Return each line of the records with nothing changed, pictures excepted.

── DATA FOR THE TASK ──

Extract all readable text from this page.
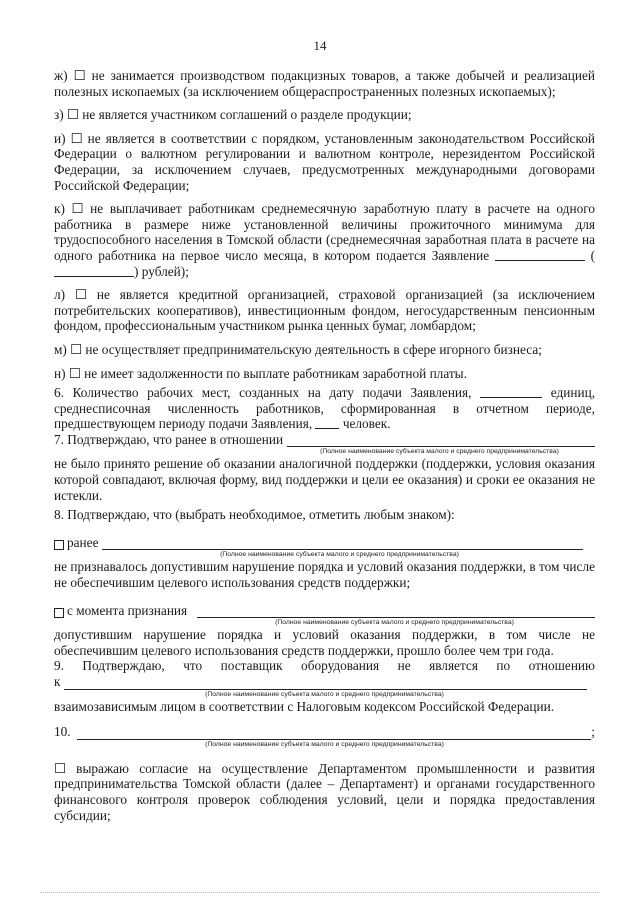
14

ж) ☐ не занимается производством подакцизных товаров, а также добычей и реализацией полезных ископаемых (за исключением общераспространенных полезных ископаемых);

з) ☐ не является участником соглашений о разделе продукции;

и) ☐ не является в соответствии с порядком, установленным законодательством Российской Федерации о валютном регулировании и валютном контроле, нерезидентом Российской Федерации, за исключением случаев, предусмотренных международными договорами Российской Федерации;

к) ☐ не выплачивает работникам среднемесячную заработную плату в расчете на одного работника в размере ниже установленной величины прожиточного минимума для трудоспособного населения в Томской области (среднемесячная заработная плата в расчете на одного работника на первое число месяца, в котором подается Заявление	() рублей);

л) ☐ не является кредитной организацией, страховой организацией (за исключением потребительских кооперативов), инвестиционным фондом, негосударственным пенсионным фондом, профессиональным участником рынка ценных бумаг, ломбардом;

м) ☐ не осуществляет предпринимательскую деятельность в сфере игорного бизнеса;

н) ☐ не имеет задолженности по выплате работникам заработной платы.

6. Количество рабочих мест, созданных на дату подачи Заявления,	единиц, среднесписочная численность работников, сформированная в отчетном периоде, предшествующем периоду подачи Заявления, человек.

7. Подтверждаю, что ранее в отношении
(Полное наименование субъекта малого и среднего предпринимательства)

не было принято решение об оказании аналогичной поддержки (поддержки, условия оказания которой совпадают, включая форму, вид поддержки и цели ее оказания) и сроки ее оказания не истекли.

8. Подтверждаю, что (выбрать необходимое, отметить любым знаком):

ранее
(Полное наименование субъекта малого и среднего предпринимательства)

не признавалось допустившим нарушение порядка и условий оказания поддержки, в том числе не обеспечившим целевого использования средств поддержки;

с момента признания
(Полное наименование субъекта малого и среднего предпринимательства)

допустившим нарушение порядка и условий оказания поддержки, в том числе не обеспечившим целевого использования средств поддержки, прошло более чем три года.

9. Подтверждаю, что поставщик оборудования не является по отношению

к
(Полное наименование субъекта малого и среднего предпринимательства)

взаимозависимым лицом в соответствии с Налоговым кодексом Российской Федерации.

10.	;
(Полное наименование субъекта малого и среднего предпринимательства)

☐ выражаю согласие на осуществление Департаментом промышленности и развития предпринимательства Томской области (далее – Департамент) и органами государственного финансового контроля проверок соблюдения условий, цели и порядка предоставления субсидии;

───

** RESPONSE **
Extract all readable text from this page.
14

ж) ☐ не занимается производством подакцизных товаров, а также добычей и реализацией полезных ископаемых (за исключением общераспространенных полезных ископаемых);

з) ☐ не является участником соглашений о разделе продукции;

и) ☐ не является в соответствии с порядком, установленным законодательством Российской Федерации о валютном регулировании и валютном контроле, нерезидентом Российской Федерации, за исключением случаев, предусмотренных международными договорами Российской Федерации;

к) ☐ не выплачивает работникам среднемесячную заработную плату в расчете на одного работника в размере ниже установленной величины прожиточного минимума для трудоспособного населения в Томской области (среднемесячная заработная плата в расчете на одного работника на первое число месяца, в котором подается Заявление	() рублей);

л) ☐ не является кредитной организацией, страховой организацией (за исключением потребительских кооперативов), инвестиционным фондом, негосударственным пенсионным фондом, профессиональным участником рынка ценных бумаг, ломбардом;

м) ☐ не осуществляет предпринимательскую деятельность в сфере игорного бизнеса;

н) ☐ не имеет задолженности по выплате работникам заработной платы.

6. Количество рабочих мест, созданных на дату подачи Заявления,	единиц, среднесписочная численность работников, сформированная в отчетном периоде, предшествующем периоду подачи Заявления, человек.

7. Подтверждаю, что ранее в отношении
(Полное наименование субъекта малого и среднего предпринимательства)

не было принято решение об оказании аналогичной поддержки (поддержки, условия оказания которой совпадают, включая форму, вид поддержки и цели ее оказания) и сроки ее оказания не истекли.

8. Подтверждаю, что (выбрать необходимое, отметить любым знаком):

ранее
(Полное наименование субъекта малого и среднего предпринимательства)

не признавалось допустившим нарушение порядка и условий оказания поддержки, в том числе не обеспечившим целевого использования средств поддержки;

с момента признания
(Полное наименование субъекта малого и среднего предпринимательства)

допустившим нарушение порядка и условий оказания поддержки, в том числе не обеспечившим целевого использования средств поддержки, прошло более чем три года.

9. Подтверждаю, что поставщик оборудования не является по отношению

к
(Полное наименование субъекта малого и среднего предпринимательства)

взаимозависимым лицом в соответствии с Налоговым кодексом Российской Федерации.

10.	;
(Полное наименование субъекта малого и среднего предпринимательства)

☐ выражаю согласие на осуществление Департаментом промышленности и развития предпринимательства Томской области (далее – Департамент) и органами государственного финансового контроля проверок соблюдения условий, цели и порядка предоставления субсидии;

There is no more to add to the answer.